WORKING DATA

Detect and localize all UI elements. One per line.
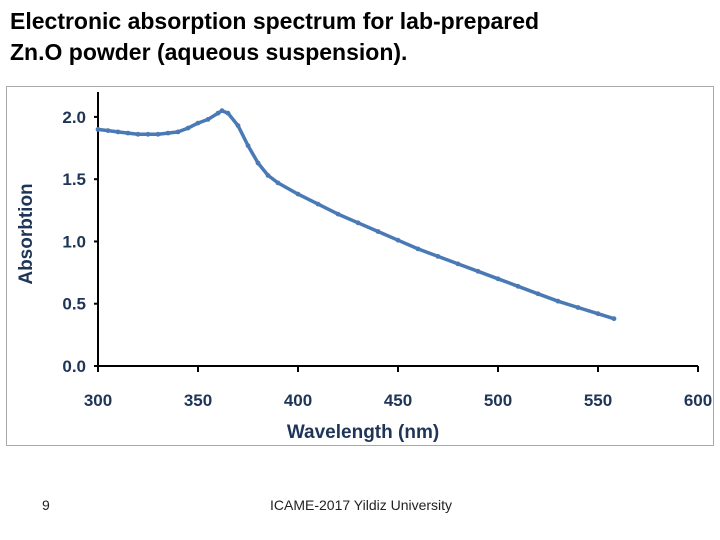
data-point (155, 131, 161, 137)
data-point (495, 276, 501, 282)
slide-title-line-2: Zn.O powder (aqueous suspension). (10, 39, 408, 65)
x-tick-label: 450 (384, 391, 412, 410)
page-number: 9 (42, 497, 50, 513)
data-point (185, 125, 191, 131)
y-tick-label: 1.5 (62, 170, 86, 189)
data-point (135, 131, 141, 137)
data-point (225, 110, 231, 116)
y-tick-label: 2.0 (62, 108, 86, 127)
data-point (555, 298, 561, 304)
data-point (95, 127, 101, 132)
data-point (115, 129, 121, 135)
data-point (355, 220, 361, 226)
data-point (105, 128, 111, 133)
data-point (435, 254, 441, 259)
data-point (205, 117, 211, 122)
x-tick-label: 550 (584, 391, 612, 410)
data-point (535, 291, 541, 297)
data-point (235, 123, 241, 128)
x-tick-label: 600 (684, 391, 712, 410)
data-point (475, 268, 481, 274)
data-point (515, 283, 521, 289)
data-point (255, 160, 261, 166)
y-axis-title: Absorbtion (16, 183, 37, 284)
data-point (125, 130, 131, 136)
data-point (295, 191, 301, 197)
slide-title: Electronic absorption spectrum for lab-p… (10, 6, 710, 68)
data-point (611, 316, 617, 322)
chart-frame-border (6, 86, 714, 446)
data-point (315, 201, 321, 207)
data-point (215, 110, 221, 116)
data-point (265, 173, 271, 178)
x-tick-label: 400 (284, 391, 312, 410)
data-point (415, 246, 421, 252)
y-tick-label: 1.0 (62, 232, 86, 251)
y-tick-label: 0.5 (62, 295, 86, 314)
data-point (245, 143, 251, 148)
footer-text: ICAME-2017 Yildiz University (270, 497, 453, 513)
data-point (395, 237, 401, 243)
data-point (145, 131, 151, 137)
x-tick-label: 500 (484, 391, 512, 410)
data-point (595, 311, 601, 317)
data-point (195, 120, 201, 126)
x-tick-label: 350 (184, 391, 212, 410)
data-point (375, 229, 381, 234)
data-point (219, 108, 225, 114)
y-tick-label: 0.0 (62, 357, 86, 376)
chart-figure: 0.0 0.5 1.0 1.5 2.0 300 350 400 450 500 550 600 Wave… (6, 86, 714, 446)
slide-title-line-1: Electronic absorption spectrum for lab-p… (10, 8, 540, 34)
data-point (335, 211, 341, 217)
data-point (455, 261, 461, 267)
x-tick-label: 300 (84, 391, 112, 410)
absorption-chart: 0.0 0.5 1.0 1.5 2.0 300 350 400 450 500 550 600 Wave… (6, 86, 714, 446)
data-point (575, 305, 581, 310)
data-point (275, 180, 281, 186)
x-axis-title: Wavelength (nm) (287, 422, 439, 443)
data-point (165, 130, 171, 136)
data-point (175, 129, 181, 135)
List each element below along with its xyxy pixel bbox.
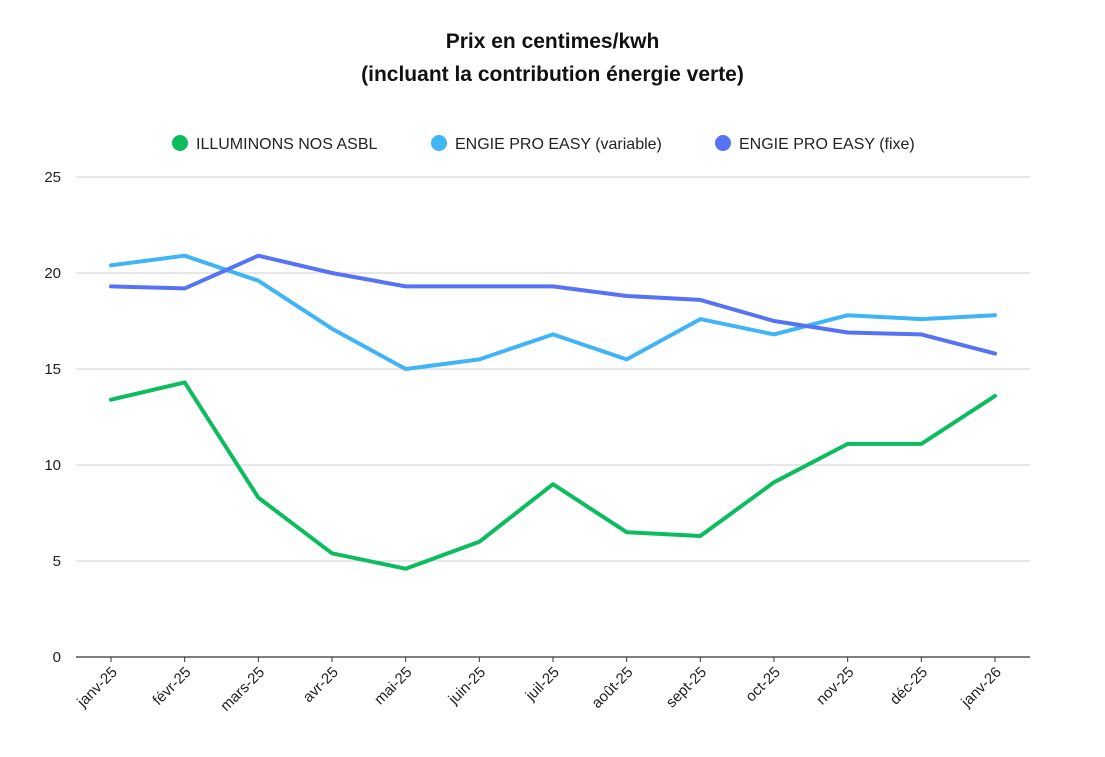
series-line-3 — [109, 253, 997, 356]
x-tick-label: mai-25 — [371, 664, 415, 708]
x-tick-label: févr-25 — [149, 664, 194, 709]
x-tick-label: déc-25 — [887, 664, 931, 708]
series-line-2 — [109, 253, 997, 371]
legend-label-2: ENGIE PRO EASY (variable) — [455, 136, 662, 153]
y-tick-label: 10 — [44, 457, 61, 474]
y-tick-label: 5 — [53, 553, 61, 570]
x-tick-label: juin-25 — [445, 664, 490, 709]
x-tick-label: août-25 — [589, 664, 637, 712]
x-tick-label: mars-25 — [217, 664, 268, 715]
series-line-1 — [109, 380, 997, 571]
x-tick-label: janv-26 — [957, 664, 1005, 712]
legend-label-3: ENGIE PRO EASY (fixe) — [739, 136, 915, 153]
x-tick-label: oct-25 — [742, 664, 784, 706]
y-tick-label: 20 — [44, 265, 61, 282]
chart-title-line-2: (incluant la contribution énergie verte) — [361, 63, 744, 86]
x-tick-label: juil-25 — [522, 664, 563, 705]
chart-title-line-1: Prix en centimes/kwh — [445, 30, 660, 53]
x-tick-label: janv-25 — [73, 664, 121, 712]
x-tick-label: nov-25 — [813, 664, 857, 708]
x-tick-label: avr-25 — [300, 664, 342, 706]
y-tick-label: 15 — [44, 361, 61, 378]
legend-marker-3 — [715, 135, 731, 151]
legend-marker-1 — [172, 135, 188, 151]
y-tick-label: 0 — [53, 649, 61, 666]
x-tick-label: sept-25 — [663, 664, 710, 711]
y-tick-label: 25 — [44, 169, 61, 186]
legend-marker-2 — [431, 135, 447, 151]
legend-label-1: ILLUMINONS NOS ASBL — [196, 136, 377, 153]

EXERCISE
Please write out the lines of the records starting with the line with "data-point (155, 131, 161, 137)" and going on through the line with "y-tick-label: 1.5 (62, 170, 86, 189)", substituting "plot-point" for "data-point" and leaving everything else unchanged.

EXERCISE RESPONSE
plot-point (155, 131, 161, 137)
plot-point (495, 276, 501, 282)
slide-title-line-2: Zn.O powder (aqueous suspension). (10, 39, 408, 65)
x-tick-label: 450 (384, 391, 412, 410)
page-number: 9 (42, 497, 50, 513)
plot-point (185, 125, 191, 131)
y-tick-label: 1.5 (62, 170, 86, 189)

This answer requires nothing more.